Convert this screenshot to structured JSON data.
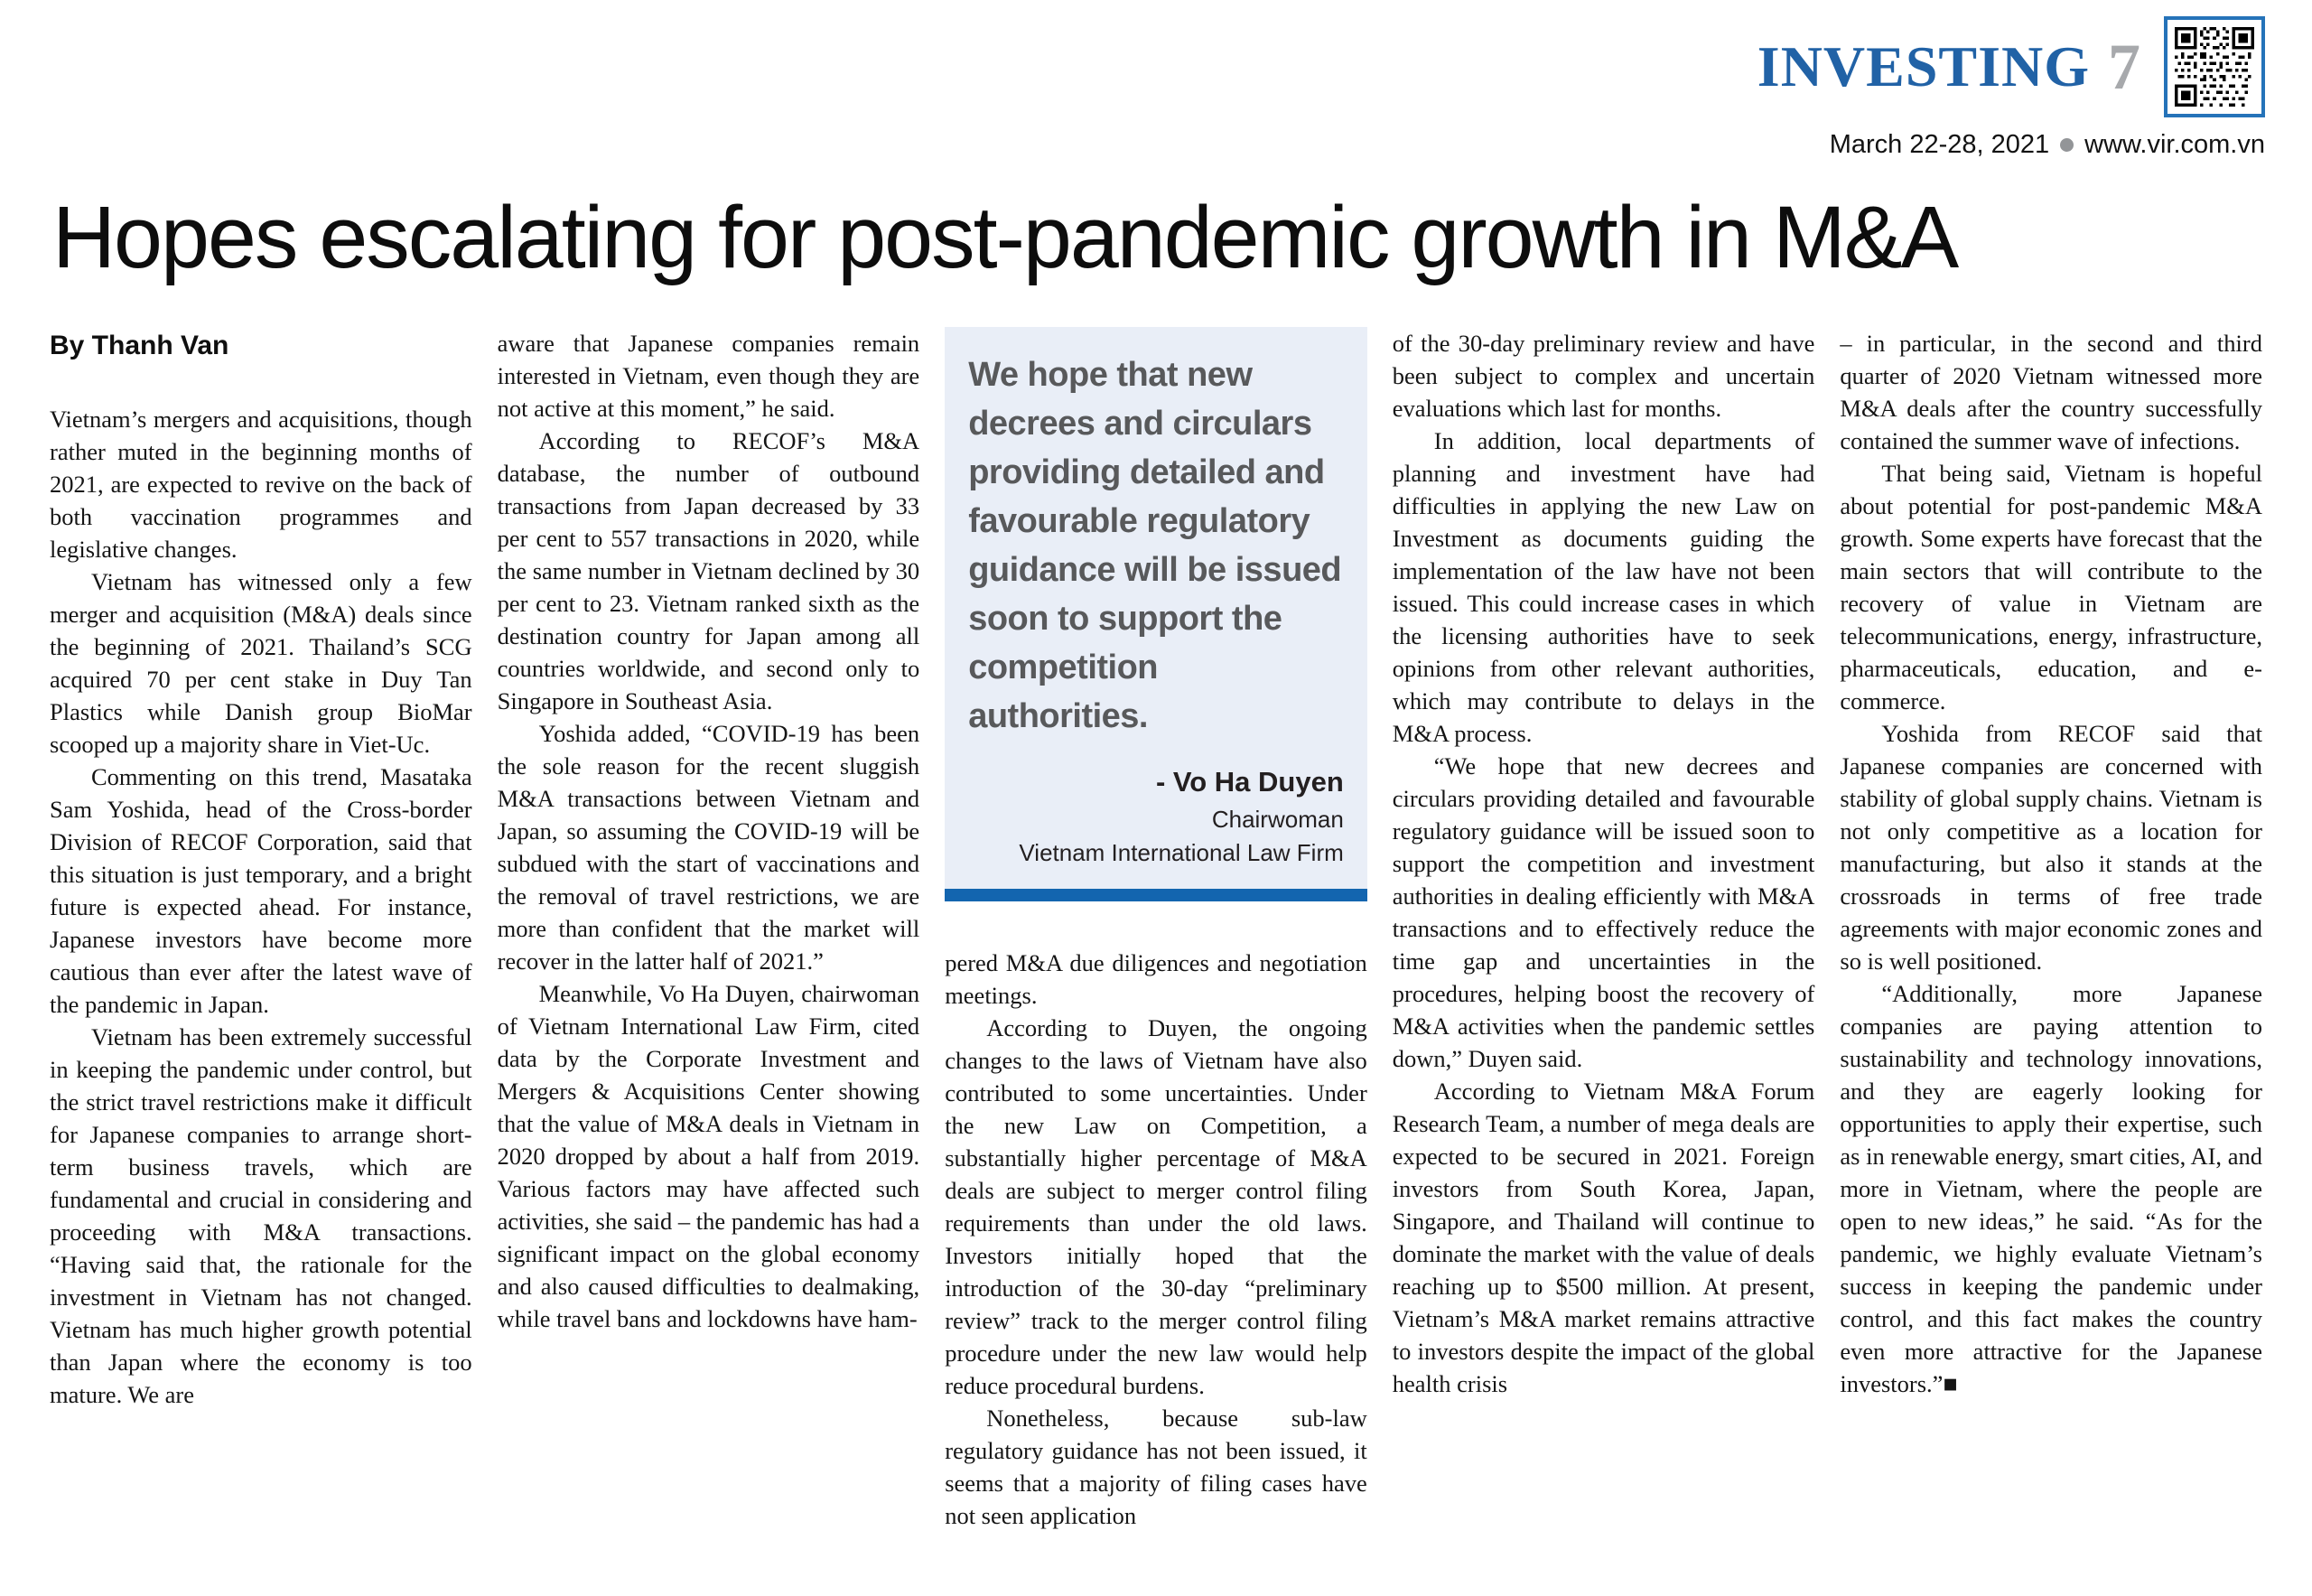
{
  "header": {
    "brand": "INVESTING",
    "page_number": "7",
    "date": "March 22-28, 2021",
    "website": "www.vir.com.vn"
  },
  "colors": {
    "brand_blue": "#2162a6",
    "page_number_gray": "#a7a9ac",
    "qr_border_blue": "#2573b9",
    "quote_background": "#e9eef7",
    "quote_text_gray": "#58595b",
    "accent_bar_blue": "#1365af",
    "bullet_gray": "#939598"
  },
  "article": {
    "headline": "Hopes escalating for post-pandemic growth in M&A",
    "byline": "By Thanh Van",
    "end_mark": "■"
  },
  "quote_box": {
    "text": "We hope that new decrees and circulars providing detailed and favourable regulatory guidance will be issued soon to support the competition authorities.",
    "attribution_name": "- Vo Ha Duyen",
    "attribution_title": "Chairwoman",
    "attribution_org": "Vietnam International Law Firm"
  },
  "columns": [
    {
      "paragraphs": [
        {
          "indent": false,
          "text": "Vietnam’s mergers and acquisitions, though rather muted in the beginning months of 2021, are expected to revive on the back of both vaccination programmes and legislative changes."
        },
        {
          "indent": true,
          "text": "Vietnam has witnessed only a few merger and acquisition (M&A) deals since the beginning of 2021. Thailand’s SCG acquired 70 per cent stake in Duy Tan Plastics while Danish group BioMar scooped up a majority share in Viet-Uc."
        },
        {
          "indent": true,
          "text": "Commenting on this trend, Masataka Sam Yoshida, head of the Cross-border Division of RECOF Corporation, said that this situation is just temporary, and a bright future is expected ahead. For instance, Japanese investors have become more cautious than ever after the latest wave of the pandemic in Japan."
        },
        {
          "indent": true,
          "text": "Vietnam has been extremely successful in keeping the pandemic under control, but the strict travel restrictions make it difficult for Japanese companies to arrange short-term business travels, which are fundamental and crucial in considering and proceeding with M&A transactions. “Having said that, the rationale for the investment in Vietnam has not changed. Vietnam has much higher growth potential than Japan where the economy is too mature. We are"
        }
      ]
    },
    {
      "paragraphs": [
        {
          "indent": false,
          "text": "aware that Japanese companies remain interested in Vietnam, even though they are not active at this moment,” he said."
        },
        {
          "indent": true,
          "text": "According to RECOF’s M&A database, the number of outbound transactions from Japan decreased by 33 per cent to 557 transactions in 2020, while the same number in Vietnam declined by 30 per cent to 23. Vietnam ranked sixth as the destination country for Japan among all countries worldwide, and second only to Singapore in Southeast Asia."
        },
        {
          "indent": true,
          "text": "Yoshida added, “COVID-19 has been the sole reason for the recent sluggish M&A transactions between Vietnam and Japan, so assuming the COVID-19 will be subdued with the start of vaccinations and the removal of travel restrictions, we are more than confident that the market will recover in the latter half of 2021.”"
        },
        {
          "indent": true,
          "text": "Meanwhile, Vo Ha Duyen, chairwoman of Vietnam International Law Firm, cited data by the Corporate Investment and Mergers & Acquisitions Center showing that the value of M&A deals in Vietnam in 2020 dropped by about a half from 2019. Various factors may have affected such activities, she said – the pandemic has had a significant impact on the global economy and also caused difficulties to dealmaking, while travel bans and lockdowns have ham-"
        }
      ]
    },
    {
      "paragraphs": [
        {
          "indent": false,
          "text": "pered M&A due diligences and negotiation meetings."
        },
        {
          "indent": true,
          "text": "According to Duyen, the ongoing changes to the laws of Vietnam have also contributed to some uncertainties. Under the new Law on Competition, a substantially higher percentage of M&A deals are subject to merger control filing requirements than under the old laws. Investors initially hoped that the introduction of the 30-day “preliminary review” track to the merger control filing procedure under the new law would help reduce procedural burdens."
        },
        {
          "indent": true,
          "text": "Nonetheless, because sub-law regulatory guidance has not been issued, it seems that a majority of filing cases have not seen application"
        }
      ]
    },
    {
      "paragraphs": [
        {
          "indent": false,
          "text": "of the 30-day preliminary review and have been subject to complex and uncertain evaluations which last for months."
        },
        {
          "indent": true,
          "text": "In addition, local departments of planning and investment have had difficulties in applying the new Law on Investment as documents guiding the implementation of the law have not been issued. This could increase cases in which the licensing authorities have to seek opinions from other relevant authorities, which may contribute to delays in the M&A process."
        },
        {
          "indent": true,
          "text": "“We hope that new decrees and circulars providing detailed and favourable regulatory guidance will be issued soon to support the competition and investment authorities in dealing efficiently with M&A transactions and to effectively reduce the time gap and uncertainties in the procedures, helping boost the recovery of M&A activities when the pandemic settles down,” Duyen said."
        },
        {
          "indent": true,
          "text": "According to Vietnam M&A Forum Research Team, a number of mega deals are expected to be secured in 2021. Foreign investors from South Korea, Japan, Singapore, and Thailand will continue to dominate the market with the value of deals reaching up to $500 million. At present, Vietnam’s M&A market remains attractive to investors despite the impact of the global health crisis"
        }
      ]
    },
    {
      "paragraphs": [
        {
          "indent": false,
          "text": "– in particular, in the second and third quarter of 2020 Vietnam witnessed more M&A deals after the country successfully contained the summer wave of infections."
        },
        {
          "indent": true,
          "text": "That being said, Vietnam is hopeful about potential for post-pandemic M&A growth. Some experts have forecast that the main sectors that will contribute to the recovery of value in Vietnam are telecommunications, energy, infrastructure, pharmaceuticals, education, and e-commerce."
        },
        {
          "indent": true,
          "text": "Yoshida from RECOF said that Japanese companies are concerned with stability of global supply chains. Vietnam is not only competitive as a location for manufacturing, but also it stands at the crossroads in terms of free trade agreements with major economic zones and so is well positioned."
        },
        {
          "indent": true,
          "text": "“Additionally, more Japanese companies are paying attention to sustainability and technology innovations, and they are eagerly looking for opportunities to apply their expertise, such as in renewable energy, smart cities, AI, and more in Vietnam, where the people are open to new ideas,” he said. “As for the pandemic, we highly evaluate Vietnam’s success in keeping the pandemic under control, and this fact makes the country even more attractive for the Japanese investors.”■"
        }
      ]
    }
  ]
}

------

Set down all the data again exactly as above, pictures excluded.

▶ Final answer
Convert this screenshot to structured JSON data.
{
  "header": {
    "brand": "INVESTING",
    "page_number": "7",
    "date": "March 22-28, 2021",
    "website": "www.vir.com.vn"
  },
  "colors": {
    "brand_blue": "#2162a6",
    "page_number_gray": "#a7a9ac",
    "qr_border_blue": "#2573b9",
    "quote_background": "#e9eef7",
    "quote_text_gray": "#58595b",
    "accent_bar_blue": "#1365af",
    "bullet_gray": "#939598"
  },
  "article": {
    "headline": "Hopes escalating for post-pandemic growth in M&A",
    "byline": "By Thanh Van",
    "end_mark": "■"
  },
  "quote_box": {
    "text": "We hope that new decrees and circulars providing detailed and favourable regulatory guidance will be issued soon to support the competition authorities.",
    "attribution_name": "- Vo Ha Duyen",
    "attribution_title": "Chairwoman",
    "attribution_org": "Vietnam International Law Firm"
  },
  "columns": [
    {
      "paragraphs": [
        {
          "indent": false,
          "text": "Vietnam’s mergers and acquisitions, though rather muted in the beginning months of 2021, are expected to revive on the back of both vaccination programmes and legislative changes."
        },
        {
          "indent": true,
          "text": "Vietnam has witnessed only a few merger and acquisition (M&A) deals since the beginning of 2021. Thailand’s SCG acquired 70 per cent stake in Duy Tan Plastics while Danish group BioMar scooped up a majority share in Viet-Uc."
        },
        {
          "indent": true,
          "text": "Commenting on this trend, Masataka Sam Yoshida, head of the Cross-border Division of RECOF Corporation, said that this situation is just temporary, and a bright future is expected ahead. For instance, Japanese investors have become more cautious than ever after the latest wave of the pandemic in Japan."
        },
        {
          "indent": true,
          "text": "Vietnam has been extremely successful in keeping the pandemic under control, but the strict travel restrictions make it difficult for Japanese companies to arrange short-term business travels, which are fundamental and crucial in considering and proceeding with M&A transactions. “Having said that, the rationale for the investment in Vietnam has not changed. Vietnam has much higher growth potential than Japan where the economy is too mature. We are"
        }
      ]
    },
    {
      "paragraphs": [
        {
          "indent": false,
          "text": "aware that Japanese companies remain interested in Vietnam, even though they are not active at this moment,” he said."
        },
        {
          "indent": true,
          "text": "According to RECOF’s M&A database, the number of outbound transactions from Japan decreased by 33 per cent to 557 transactions in 2020, while the same number in Vietnam declined by 30 per cent to 23. Vietnam ranked sixth as the destination country for Japan among all countries worldwide, and second only to Singapore in Southeast Asia."
        },
        {
          "indent": true,
          "text": "Yoshida added, “COVID-19 has been the sole reason for the recent sluggish M&A transactions between Vietnam and Japan, so assuming the COVID-19 will be subdued with the start of vaccinations and the removal of travel restrictions, we are more than confident that the market will recover in the latter half of 2021.”"
        },
        {
          "indent": true,
          "text": "Meanwhile, Vo Ha Duyen, chairwoman of Vietnam International Law Firm, cited data by the Corporate Investment and Mergers & Acquisitions Center showing that the value of M&A deals in Vietnam in 2020 dropped by about a half from 2019. Various factors may have affected such activities, she said – the pandemic has had a significant impact on the global economy and also caused difficulties to dealmaking, while travel bans and lockdowns have ham-"
        }
      ]
    },
    {
      "paragraphs": [
        {
          "indent": false,
          "text": "pered M&A due diligences and negotiation meetings."
        },
        {
          "indent": true,
          "text": "According to Duyen, the ongoing changes to the laws of Vietnam have also contributed to some uncertainties. Under the new Law on Competition, a substantially higher percentage of M&A deals are subject to merger control filing requirements than under the old laws. Investors initially hoped that the introduction of the 30-day “preliminary review” track to the merger control filing procedure under the new law would help reduce procedural burdens."
        },
        {
          "indent": true,
          "text": "Nonetheless, because sub-law regulatory guidance has not been issued, it seems that a majority of filing cases have not seen application"
        }
      ]
    },
    {
      "paragraphs": [
        {
          "indent": false,
          "text": "of the 30-day preliminary review and have been subject to complex and uncertain evaluations which last for months."
        },
        {
          "indent": true,
          "text": "In addition, local departments of planning and investment have had difficulties in applying the new Law on Investment as documents guiding the implementation of the law have not been issued. This could increase cases in which the licensing authorities have to seek opinions from other relevant authorities, which may contribute to delays in the M&A process."
        },
        {
          "indent": true,
          "text": "“We hope that new decrees and circulars providing detailed and favourable regulatory guidance will be issued soon to support the competition and investment authorities in dealing efficiently with M&A transactions and to effectively reduce the time gap and uncertainties in the procedures, helping boost the recovery of M&A activities when the pandemic settles down,” Duyen said."
        },
        {
          "indent": true,
          "text": "According to Vietnam M&A Forum Research Team, a number of mega deals are expected to be secured in 2021. Foreign investors from South Korea, Japan, Singapore, and Thailand will continue to dominate the market with the value of deals reaching up to $500 million. At present, Vietnam’s M&A market remains attractive to investors despite the impact of the global health crisis"
        }
      ]
    },
    {
      "paragraphs": [
        {
          "indent": false,
          "text": "– in particular, in the second and third quarter of 2020 Vietnam witnessed more M&A deals after the country successfully contained the summer wave of infections."
        },
        {
          "indent": true,
          "text": "That being said, Vietnam is hopeful about potential for post-pandemic M&A growth. Some experts have forecast that the main sectors that will contribute to the recovery of value in Vietnam are telecommunications, energy, infrastructure, pharmaceuticals, education, and e-commerce."
        },
        {
          "indent": true,
          "text": "Yoshida from RECOF said that Japanese companies are concerned with stability of global supply chains. Vietnam is not only competitive as a location for manufacturing, but also it stands at the crossroads in terms of free trade agreements with major economic zones and so is well positioned."
        },
        {
          "indent": true,
          "text": "“Additionally, more Japanese companies are paying attention to sustainability and technology innovations, and they are eagerly looking for opportunities to apply their expertise, such as in renewable energy, smart cities, AI, and more in Vietnam, where the people are open to new ideas,” he said. “As for the pandemic, we highly evaluate Vietnam’s success in keeping the pandemic under control, and this fact makes the country even more attractive for the Japanese investors.”■"
        }
      ]
    }
  ]
}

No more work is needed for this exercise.